▶ _Task to complete_
Give the number of lines in the listing below that include the word "española", with nothing more.

A run of records:
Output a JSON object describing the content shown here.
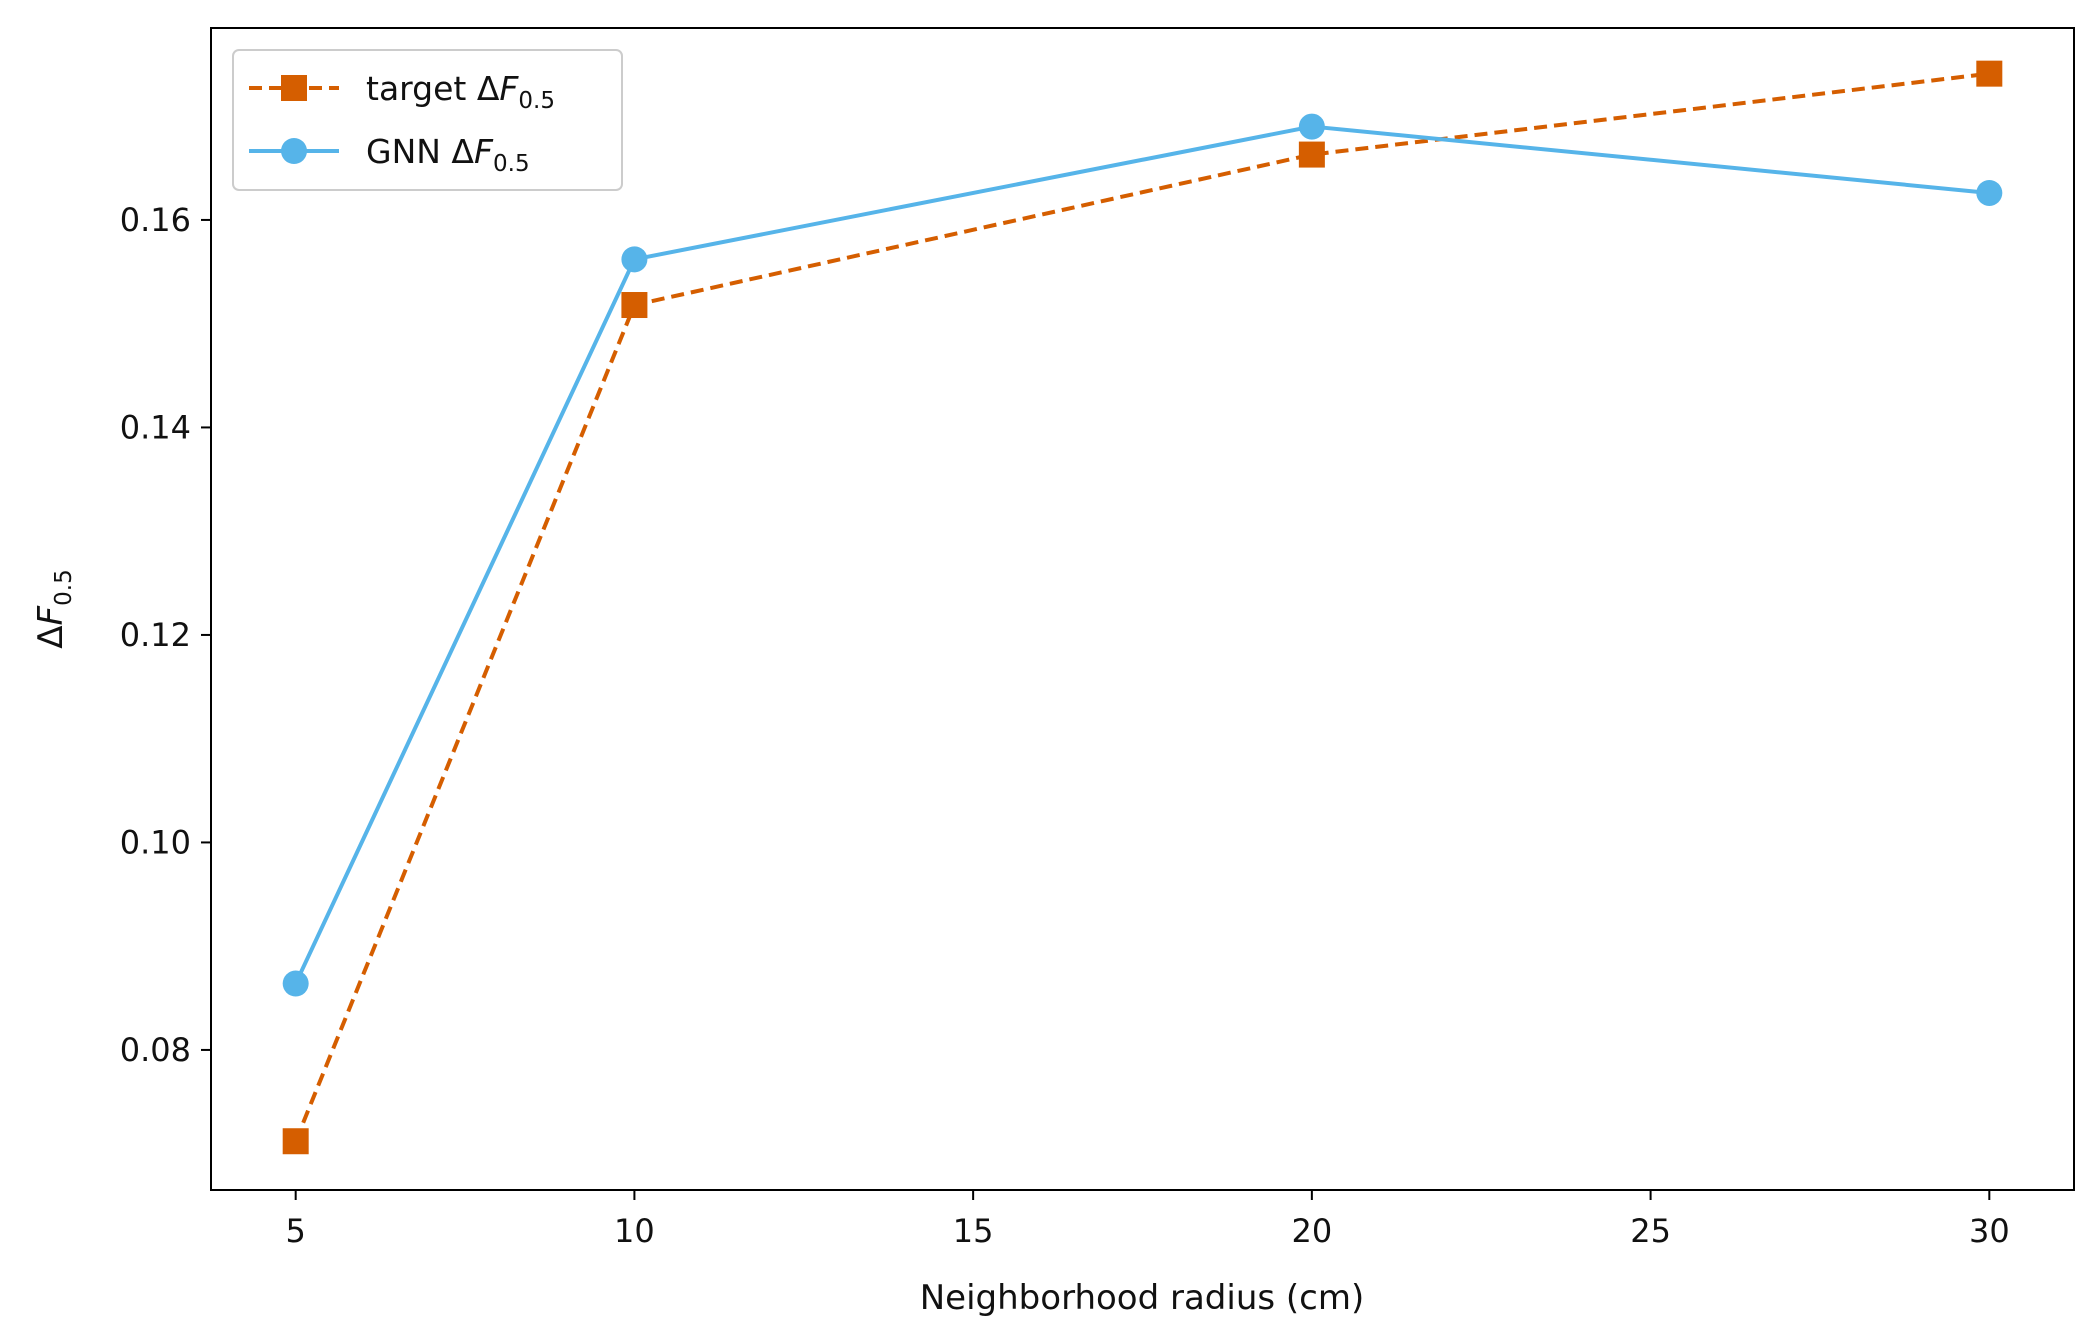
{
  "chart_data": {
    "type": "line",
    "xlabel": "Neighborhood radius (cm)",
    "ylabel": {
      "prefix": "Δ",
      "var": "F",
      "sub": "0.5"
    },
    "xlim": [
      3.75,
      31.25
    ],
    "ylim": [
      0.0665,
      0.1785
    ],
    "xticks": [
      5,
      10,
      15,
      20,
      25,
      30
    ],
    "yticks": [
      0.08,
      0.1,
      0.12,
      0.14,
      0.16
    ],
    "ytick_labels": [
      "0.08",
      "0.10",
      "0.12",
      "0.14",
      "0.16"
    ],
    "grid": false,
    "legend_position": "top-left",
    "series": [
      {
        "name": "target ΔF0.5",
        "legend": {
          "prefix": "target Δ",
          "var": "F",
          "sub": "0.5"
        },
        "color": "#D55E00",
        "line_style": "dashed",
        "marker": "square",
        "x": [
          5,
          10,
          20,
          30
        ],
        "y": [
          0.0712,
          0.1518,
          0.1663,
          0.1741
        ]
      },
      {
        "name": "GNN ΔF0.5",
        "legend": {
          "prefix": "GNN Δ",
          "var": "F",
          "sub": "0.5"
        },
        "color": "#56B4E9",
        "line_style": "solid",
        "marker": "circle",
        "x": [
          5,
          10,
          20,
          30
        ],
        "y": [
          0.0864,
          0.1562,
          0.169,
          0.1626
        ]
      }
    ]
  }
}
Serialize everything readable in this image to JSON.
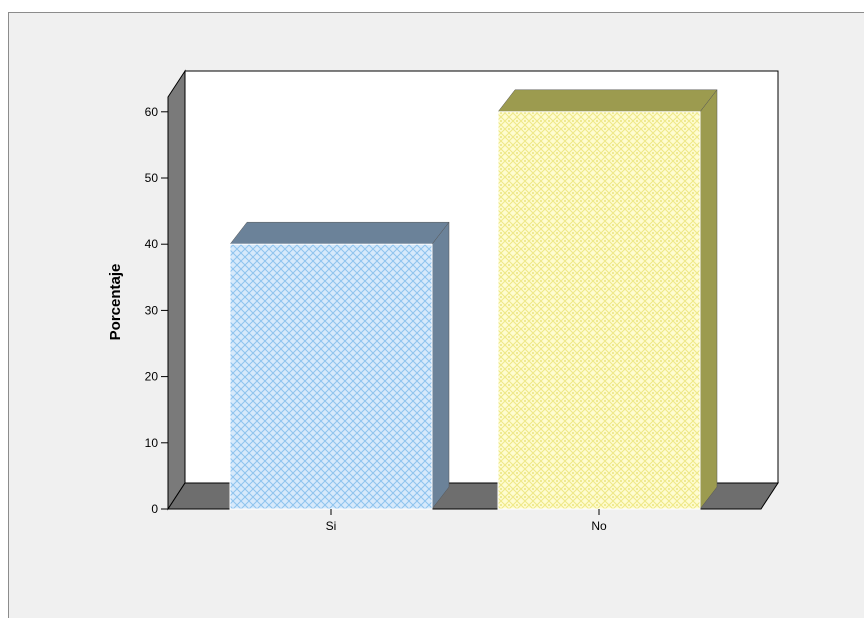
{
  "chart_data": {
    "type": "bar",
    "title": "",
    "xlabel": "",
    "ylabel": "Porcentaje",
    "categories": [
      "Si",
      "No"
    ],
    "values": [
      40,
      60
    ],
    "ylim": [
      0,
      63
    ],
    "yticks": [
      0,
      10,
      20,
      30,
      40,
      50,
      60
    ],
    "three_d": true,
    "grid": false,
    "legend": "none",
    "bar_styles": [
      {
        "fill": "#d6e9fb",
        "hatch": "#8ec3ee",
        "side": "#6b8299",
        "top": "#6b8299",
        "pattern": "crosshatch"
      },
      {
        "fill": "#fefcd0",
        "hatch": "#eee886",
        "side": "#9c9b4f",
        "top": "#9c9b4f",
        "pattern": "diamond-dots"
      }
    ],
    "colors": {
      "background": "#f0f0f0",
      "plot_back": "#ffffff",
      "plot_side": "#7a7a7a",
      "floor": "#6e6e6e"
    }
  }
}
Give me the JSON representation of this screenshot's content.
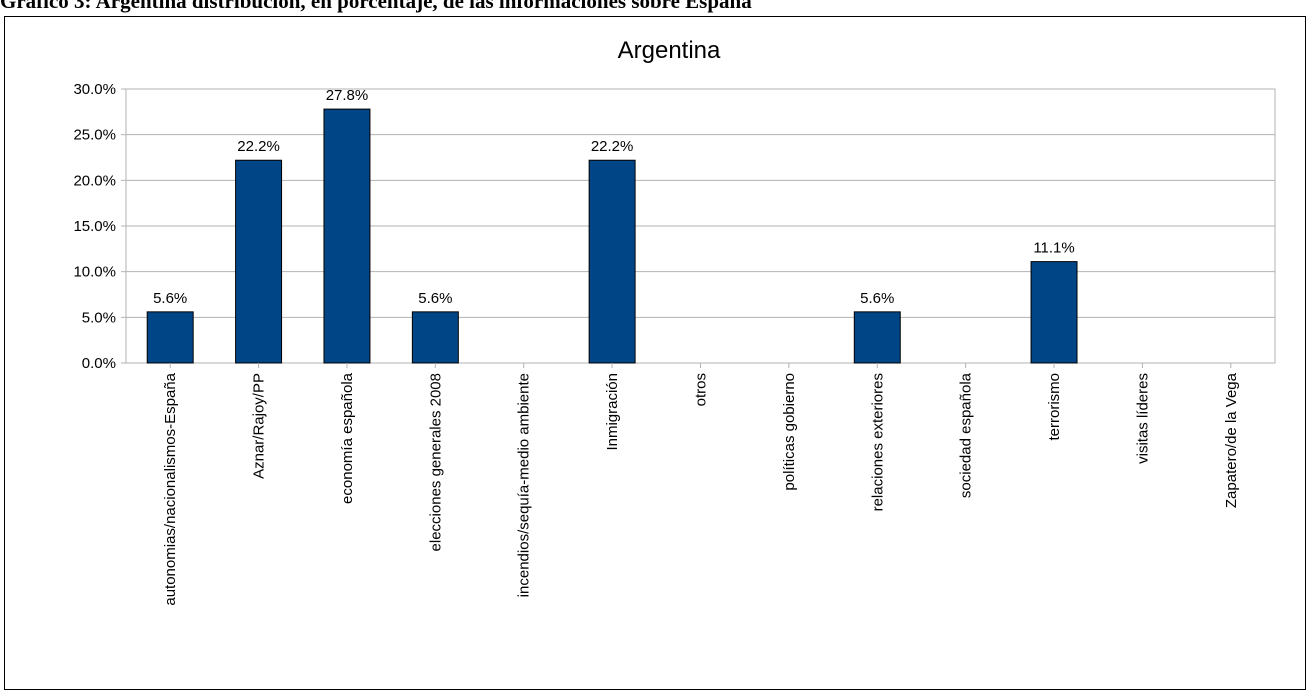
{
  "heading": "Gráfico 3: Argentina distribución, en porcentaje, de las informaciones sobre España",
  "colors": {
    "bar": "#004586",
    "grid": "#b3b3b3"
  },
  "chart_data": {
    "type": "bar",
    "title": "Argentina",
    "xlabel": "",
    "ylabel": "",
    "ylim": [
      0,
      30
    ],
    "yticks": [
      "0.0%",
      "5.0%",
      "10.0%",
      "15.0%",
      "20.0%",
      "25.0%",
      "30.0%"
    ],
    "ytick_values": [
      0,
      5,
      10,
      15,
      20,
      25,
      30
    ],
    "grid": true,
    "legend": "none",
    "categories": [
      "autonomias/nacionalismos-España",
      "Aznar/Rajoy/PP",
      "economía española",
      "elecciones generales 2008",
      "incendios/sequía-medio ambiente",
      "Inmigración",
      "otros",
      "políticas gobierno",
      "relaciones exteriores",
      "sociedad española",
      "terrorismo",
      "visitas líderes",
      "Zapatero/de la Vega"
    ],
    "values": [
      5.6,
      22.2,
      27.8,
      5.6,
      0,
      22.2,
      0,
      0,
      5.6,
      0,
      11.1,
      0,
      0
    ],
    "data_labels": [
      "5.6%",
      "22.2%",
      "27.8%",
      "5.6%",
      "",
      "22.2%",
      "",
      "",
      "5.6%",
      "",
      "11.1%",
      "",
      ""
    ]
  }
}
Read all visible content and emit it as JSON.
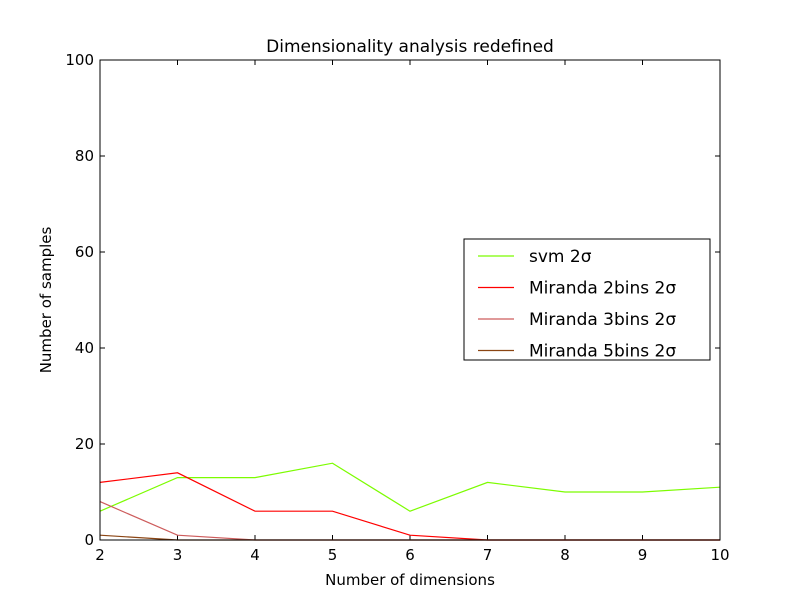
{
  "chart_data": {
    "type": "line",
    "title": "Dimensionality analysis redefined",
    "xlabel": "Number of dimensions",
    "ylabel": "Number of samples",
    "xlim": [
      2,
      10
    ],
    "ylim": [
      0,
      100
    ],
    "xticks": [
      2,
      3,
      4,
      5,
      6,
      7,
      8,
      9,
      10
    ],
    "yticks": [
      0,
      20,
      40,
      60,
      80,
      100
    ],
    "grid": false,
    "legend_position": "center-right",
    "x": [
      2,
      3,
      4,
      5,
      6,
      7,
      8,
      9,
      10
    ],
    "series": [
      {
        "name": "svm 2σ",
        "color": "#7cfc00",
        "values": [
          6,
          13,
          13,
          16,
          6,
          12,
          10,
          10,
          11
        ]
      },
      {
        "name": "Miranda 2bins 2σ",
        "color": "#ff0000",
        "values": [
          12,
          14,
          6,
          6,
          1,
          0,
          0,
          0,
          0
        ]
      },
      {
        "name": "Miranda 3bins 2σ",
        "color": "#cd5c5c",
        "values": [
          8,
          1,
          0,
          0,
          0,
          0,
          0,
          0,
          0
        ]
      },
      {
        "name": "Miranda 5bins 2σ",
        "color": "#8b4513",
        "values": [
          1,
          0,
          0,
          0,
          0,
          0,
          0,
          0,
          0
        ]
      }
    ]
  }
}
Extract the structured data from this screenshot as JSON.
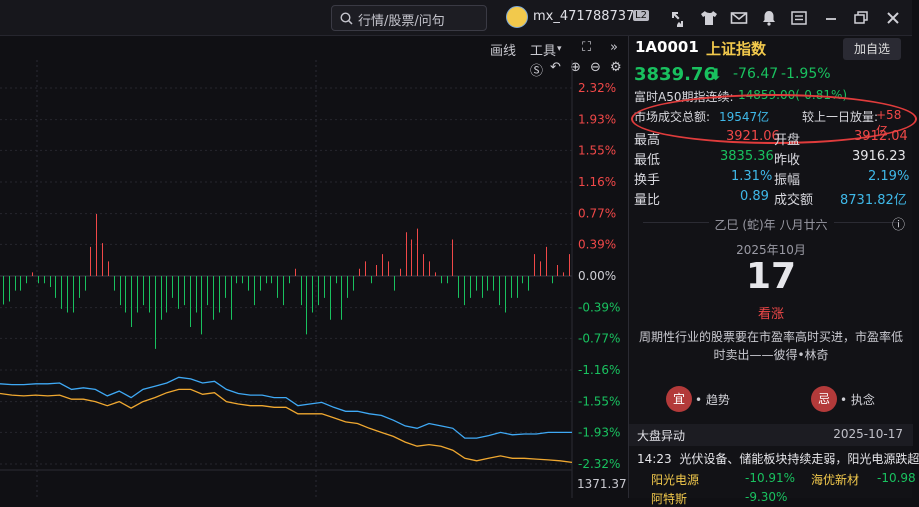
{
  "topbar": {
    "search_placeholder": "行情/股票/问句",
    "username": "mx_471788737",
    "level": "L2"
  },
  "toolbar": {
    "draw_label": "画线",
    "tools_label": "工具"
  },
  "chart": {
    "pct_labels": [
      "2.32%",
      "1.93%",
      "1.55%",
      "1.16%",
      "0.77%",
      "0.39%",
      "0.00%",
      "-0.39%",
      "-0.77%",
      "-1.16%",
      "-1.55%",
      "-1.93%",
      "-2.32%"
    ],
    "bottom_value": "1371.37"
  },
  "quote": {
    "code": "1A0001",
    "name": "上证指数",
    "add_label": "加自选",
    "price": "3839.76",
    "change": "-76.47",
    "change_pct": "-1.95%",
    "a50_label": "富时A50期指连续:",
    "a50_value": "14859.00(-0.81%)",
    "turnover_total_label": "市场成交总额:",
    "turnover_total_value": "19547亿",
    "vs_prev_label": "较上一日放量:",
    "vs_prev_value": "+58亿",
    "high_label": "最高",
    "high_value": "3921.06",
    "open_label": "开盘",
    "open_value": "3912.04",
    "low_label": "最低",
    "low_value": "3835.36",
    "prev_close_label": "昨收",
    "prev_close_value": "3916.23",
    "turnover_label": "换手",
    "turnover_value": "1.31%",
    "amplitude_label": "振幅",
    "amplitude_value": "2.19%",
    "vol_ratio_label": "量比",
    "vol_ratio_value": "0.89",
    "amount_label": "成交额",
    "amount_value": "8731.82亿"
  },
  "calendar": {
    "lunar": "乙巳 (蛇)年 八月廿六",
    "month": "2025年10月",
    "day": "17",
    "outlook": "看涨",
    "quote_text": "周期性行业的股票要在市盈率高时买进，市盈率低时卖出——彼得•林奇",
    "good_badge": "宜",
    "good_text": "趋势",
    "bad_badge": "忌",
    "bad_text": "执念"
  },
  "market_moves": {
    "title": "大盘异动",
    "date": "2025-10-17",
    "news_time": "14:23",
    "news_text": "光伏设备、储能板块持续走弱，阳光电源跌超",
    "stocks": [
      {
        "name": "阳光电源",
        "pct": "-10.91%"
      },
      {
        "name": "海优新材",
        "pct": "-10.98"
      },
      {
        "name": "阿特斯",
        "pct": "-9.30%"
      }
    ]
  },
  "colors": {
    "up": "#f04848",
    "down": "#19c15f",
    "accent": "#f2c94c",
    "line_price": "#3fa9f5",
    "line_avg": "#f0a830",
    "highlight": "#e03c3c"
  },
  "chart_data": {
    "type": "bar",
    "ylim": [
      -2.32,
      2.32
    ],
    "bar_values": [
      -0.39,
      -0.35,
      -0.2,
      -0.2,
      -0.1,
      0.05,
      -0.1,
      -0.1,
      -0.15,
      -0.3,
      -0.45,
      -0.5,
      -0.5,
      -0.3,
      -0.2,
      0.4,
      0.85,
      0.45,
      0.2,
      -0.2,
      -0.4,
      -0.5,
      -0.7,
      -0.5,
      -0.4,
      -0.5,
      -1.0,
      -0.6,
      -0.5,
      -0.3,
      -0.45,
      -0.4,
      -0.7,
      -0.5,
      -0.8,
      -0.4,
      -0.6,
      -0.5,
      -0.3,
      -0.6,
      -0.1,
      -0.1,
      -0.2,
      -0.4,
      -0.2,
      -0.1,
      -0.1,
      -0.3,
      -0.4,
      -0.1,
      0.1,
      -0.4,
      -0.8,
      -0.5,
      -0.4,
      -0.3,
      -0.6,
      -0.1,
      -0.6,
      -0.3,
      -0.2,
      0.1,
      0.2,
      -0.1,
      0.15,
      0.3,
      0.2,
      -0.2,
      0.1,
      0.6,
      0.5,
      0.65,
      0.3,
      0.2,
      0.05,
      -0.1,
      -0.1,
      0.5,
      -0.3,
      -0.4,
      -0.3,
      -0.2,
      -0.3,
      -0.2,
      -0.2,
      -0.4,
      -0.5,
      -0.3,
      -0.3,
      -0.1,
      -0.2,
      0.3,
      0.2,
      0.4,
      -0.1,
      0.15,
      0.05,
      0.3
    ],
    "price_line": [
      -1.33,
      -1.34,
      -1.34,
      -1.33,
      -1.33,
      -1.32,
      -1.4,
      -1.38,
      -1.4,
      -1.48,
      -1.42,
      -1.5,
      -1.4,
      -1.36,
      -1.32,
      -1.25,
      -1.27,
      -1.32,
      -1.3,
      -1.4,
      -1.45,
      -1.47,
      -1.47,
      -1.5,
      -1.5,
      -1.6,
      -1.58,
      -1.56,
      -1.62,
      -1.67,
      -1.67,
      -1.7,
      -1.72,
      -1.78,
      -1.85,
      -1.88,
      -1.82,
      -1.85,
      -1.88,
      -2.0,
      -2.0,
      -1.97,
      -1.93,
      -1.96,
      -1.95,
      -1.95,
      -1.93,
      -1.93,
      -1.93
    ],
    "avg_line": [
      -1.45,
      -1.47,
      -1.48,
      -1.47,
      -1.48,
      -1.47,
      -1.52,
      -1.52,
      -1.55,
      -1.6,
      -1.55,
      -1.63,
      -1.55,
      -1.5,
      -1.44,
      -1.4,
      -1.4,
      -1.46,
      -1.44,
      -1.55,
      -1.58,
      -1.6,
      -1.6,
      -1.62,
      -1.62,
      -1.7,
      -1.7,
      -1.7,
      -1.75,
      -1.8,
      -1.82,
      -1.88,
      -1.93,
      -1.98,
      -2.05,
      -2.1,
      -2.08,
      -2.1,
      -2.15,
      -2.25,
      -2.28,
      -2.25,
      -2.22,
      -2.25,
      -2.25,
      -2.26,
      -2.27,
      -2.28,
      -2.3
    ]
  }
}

▶ _Exercise response_
2